Items from a data source –
----
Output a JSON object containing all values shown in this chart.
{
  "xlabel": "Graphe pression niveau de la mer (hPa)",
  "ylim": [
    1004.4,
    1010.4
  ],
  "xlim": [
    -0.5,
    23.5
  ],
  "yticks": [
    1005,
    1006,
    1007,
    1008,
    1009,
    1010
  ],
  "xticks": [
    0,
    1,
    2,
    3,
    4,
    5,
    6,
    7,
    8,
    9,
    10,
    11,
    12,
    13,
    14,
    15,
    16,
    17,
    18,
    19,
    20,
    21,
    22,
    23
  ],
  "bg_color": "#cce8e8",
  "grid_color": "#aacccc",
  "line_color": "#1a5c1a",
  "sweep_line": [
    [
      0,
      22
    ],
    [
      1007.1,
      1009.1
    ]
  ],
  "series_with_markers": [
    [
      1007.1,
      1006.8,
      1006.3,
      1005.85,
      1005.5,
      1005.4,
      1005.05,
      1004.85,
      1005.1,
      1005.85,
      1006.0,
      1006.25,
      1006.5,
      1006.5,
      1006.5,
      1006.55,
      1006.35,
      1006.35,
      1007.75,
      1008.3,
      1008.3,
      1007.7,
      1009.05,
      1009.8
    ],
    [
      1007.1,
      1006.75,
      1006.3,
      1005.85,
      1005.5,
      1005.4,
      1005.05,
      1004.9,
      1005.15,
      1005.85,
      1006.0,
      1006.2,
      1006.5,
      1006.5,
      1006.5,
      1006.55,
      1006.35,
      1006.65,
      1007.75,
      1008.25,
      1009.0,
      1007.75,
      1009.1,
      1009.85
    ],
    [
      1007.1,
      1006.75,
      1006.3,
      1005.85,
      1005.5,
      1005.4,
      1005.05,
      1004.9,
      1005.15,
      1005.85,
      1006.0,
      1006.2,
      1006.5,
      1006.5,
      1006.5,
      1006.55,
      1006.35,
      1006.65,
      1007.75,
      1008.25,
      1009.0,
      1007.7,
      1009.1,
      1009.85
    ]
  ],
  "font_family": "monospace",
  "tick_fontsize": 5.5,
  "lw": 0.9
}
----
Set task –
Extract all of the data shown above and repeat it verbatim.

Output –
Output a JSON object containing all values shown in this chart.
{
  "xlabel": "Graphe pression niveau de la mer (hPa)",
  "ylim": [
    1004.4,
    1010.4
  ],
  "xlim": [
    -0.5,
    23.5
  ],
  "yticks": [
    1005,
    1006,
    1007,
    1008,
    1009,
    1010
  ],
  "xticks": [
    0,
    1,
    2,
    3,
    4,
    5,
    6,
    7,
    8,
    9,
    10,
    11,
    12,
    13,
    14,
    15,
    16,
    17,
    18,
    19,
    20,
    21,
    22,
    23
  ],
  "bg_color": "#cce8e8",
  "grid_color": "#aacccc",
  "line_color": "#1a5c1a",
  "sweep_line": [
    [
      0,
      22
    ],
    [
      1007.1,
      1009.1
    ]
  ],
  "series_with_markers": [
    [
      1007.1,
      1006.8,
      1006.3,
      1005.85,
      1005.5,
      1005.4,
      1005.05,
      1004.85,
      1005.1,
      1005.85,
      1006.0,
      1006.25,
      1006.5,
      1006.5,
      1006.5,
      1006.55,
      1006.35,
      1006.35,
      1007.75,
      1008.3,
      1008.3,
      1007.7,
      1009.05,
      1009.8
    ],
    [
      1007.1,
      1006.75,
      1006.3,
      1005.85,
      1005.5,
      1005.4,
      1005.05,
      1004.9,
      1005.15,
      1005.85,
      1006.0,
      1006.2,
      1006.5,
      1006.5,
      1006.5,
      1006.55,
      1006.35,
      1006.65,
      1007.75,
      1008.25,
      1009.0,
      1007.75,
      1009.1,
      1009.85
    ],
    [
      1007.1,
      1006.75,
      1006.3,
      1005.85,
      1005.5,
      1005.4,
      1005.05,
      1004.9,
      1005.15,
      1005.85,
      1006.0,
      1006.2,
      1006.5,
      1006.5,
      1006.5,
      1006.55,
      1006.35,
      1006.65,
      1007.75,
      1008.25,
      1009.0,
      1007.7,
      1009.1,
      1009.85
    ]
  ],
  "font_family": "monospace",
  "tick_fontsize": 5.5,
  "lw": 0.9
}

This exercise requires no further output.